# START OF DATA IN THIS EXERCISE

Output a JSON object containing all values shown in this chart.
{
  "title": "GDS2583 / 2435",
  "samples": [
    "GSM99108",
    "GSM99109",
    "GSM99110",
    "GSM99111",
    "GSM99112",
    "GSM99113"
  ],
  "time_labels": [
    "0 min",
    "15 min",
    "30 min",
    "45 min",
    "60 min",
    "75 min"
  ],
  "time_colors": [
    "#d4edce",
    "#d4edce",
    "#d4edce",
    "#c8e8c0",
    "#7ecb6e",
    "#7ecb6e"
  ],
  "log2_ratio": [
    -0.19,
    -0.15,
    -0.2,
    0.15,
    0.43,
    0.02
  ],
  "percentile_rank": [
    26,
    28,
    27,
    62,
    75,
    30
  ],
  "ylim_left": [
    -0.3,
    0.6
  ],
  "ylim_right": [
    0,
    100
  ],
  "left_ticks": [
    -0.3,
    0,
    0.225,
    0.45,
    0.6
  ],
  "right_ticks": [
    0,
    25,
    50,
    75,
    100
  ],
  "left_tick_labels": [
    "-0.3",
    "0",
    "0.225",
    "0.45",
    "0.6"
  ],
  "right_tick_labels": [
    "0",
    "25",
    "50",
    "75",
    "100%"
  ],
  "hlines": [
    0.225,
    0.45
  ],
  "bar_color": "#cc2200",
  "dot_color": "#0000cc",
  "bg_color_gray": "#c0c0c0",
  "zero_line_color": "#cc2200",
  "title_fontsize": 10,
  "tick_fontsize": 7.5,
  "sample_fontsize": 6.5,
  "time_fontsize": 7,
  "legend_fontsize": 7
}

# END OF DATA IN THIS EXERCISE

YOUR INSTRUCTIONS →
Make an exact copy of the listing, including every line.

FULL RESPONSE →
Output a JSON object containing all values shown in this chart.
{
  "title": "GDS2583 / 2435",
  "samples": [
    "GSM99108",
    "GSM99109",
    "GSM99110",
    "GSM99111",
    "GSM99112",
    "GSM99113"
  ],
  "time_labels": [
    "0 min",
    "15 min",
    "30 min",
    "45 min",
    "60 min",
    "75 min"
  ],
  "time_colors": [
    "#d4edce",
    "#d4edce",
    "#d4edce",
    "#c8e8c0",
    "#7ecb6e",
    "#7ecb6e"
  ],
  "log2_ratio": [
    -0.19,
    -0.15,
    -0.2,
    0.15,
    0.43,
    0.02
  ],
  "percentile_rank": [
    26,
    28,
    27,
    62,
    75,
    30
  ],
  "ylim_left": [
    -0.3,
    0.6
  ],
  "ylim_right": [
    0,
    100
  ],
  "left_ticks": [
    -0.3,
    0,
    0.225,
    0.45,
    0.6
  ],
  "right_ticks": [
    0,
    25,
    50,
    75,
    100
  ],
  "left_tick_labels": [
    "-0.3",
    "0",
    "0.225",
    "0.45",
    "0.6"
  ],
  "right_tick_labels": [
    "0",
    "25",
    "50",
    "75",
    "100%"
  ],
  "hlines": [
    0.225,
    0.45
  ],
  "bar_color": "#cc2200",
  "dot_color": "#0000cc",
  "bg_color_gray": "#c0c0c0",
  "zero_line_color": "#cc2200",
  "title_fontsize": 10,
  "tick_fontsize": 7.5,
  "sample_fontsize": 6.5,
  "time_fontsize": 7,
  "legend_fontsize": 7
}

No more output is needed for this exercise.